**Exercise details**
Pictures within the data are to be left out; everything else must be reproduced exactly.

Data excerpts
---*---

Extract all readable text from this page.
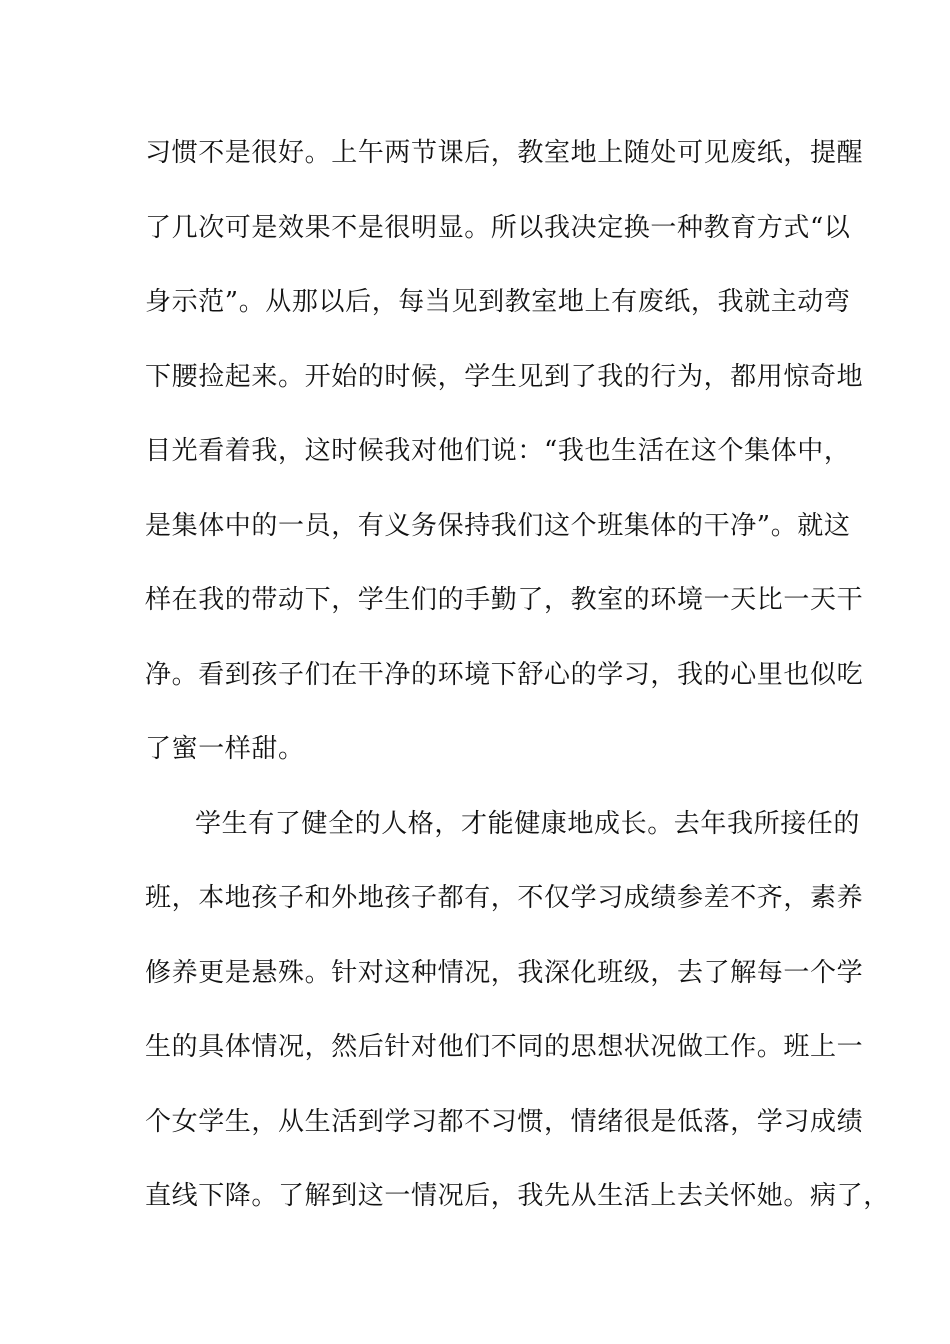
习惯不是很好。上午两节课后，教室地上随处可见废纸，提醒
了几次可是效果不是很明显。所以我决定换一种教育方式“以
身示范”。从那以后，每当见到教室地上有废纸，我就主动弯
下腰捡起来。开始的时候，学生见到了我的行为，都用惊奇地
目光看着我，这时候我对他们说：“我也生活在这个集体中，
是集体中的一员，有义务保持我们这个班集体的干净”。就这
样在我的带动下，学生们的手勤了，教室的环境一天比一天干
净。看到孩子们在干净的环境下舒心的学习，我的心里也似吃
了蜜一样甜。
学生有了健全的人格，才能健康地成长。去年我所接任的
班，本地孩子和外地孩子都有，不仅学习成绩参差不齐，素养
修养更是悬殊。针对这种情况，我深化班级，去了解每一个学
生的具体情况，然后针对他们不同的思想状况做工作。班上一
个女学生，从生活到学习都不习惯，情绪很是低落，学习成绩
直线下降。了解到这一情况后，我先从生活上去关怀她。病了，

---*---

**Reply to the task**
Extract all readable text from this page.
习惯不是很好。上午两节课后，教室地上随处可见废纸，提醒
了几次可是效果不是很明显。所以我决定换一种教育方式“以
身示范”。从那以后，每当见到教室地上有废纸，我就主动弯
下腰捡起来。开始的时候，学生见到了我的行为，都用惊奇地
目光看着我，这时候我对他们说：“我也生活在这个集体中，
是集体中的一员，有义务保持我们这个班集体的干净”。就这
样在我的带动下，学生们的手勤了，教室的环境一天比一天干
净。看到孩子们在干净的环境下舒心的学习，我的心里也似吃
了蜜一样甜。
学生有了健全的人格，才能健康地成长。去年我所接任的
班，本地孩子和外地孩子都有，不仅学习成绩参差不齐，素养
修养更是悬殊。针对这种情况，我深化班级，去了解每一个学
生的具体情况，然后针对他们不同的思想状况做工作。班上一
个女学生，从生活到学习都不习惯，情绪很是低落，学习成绩
直线下降。了解到这一情况后，我先从生活上去关怀她。病了，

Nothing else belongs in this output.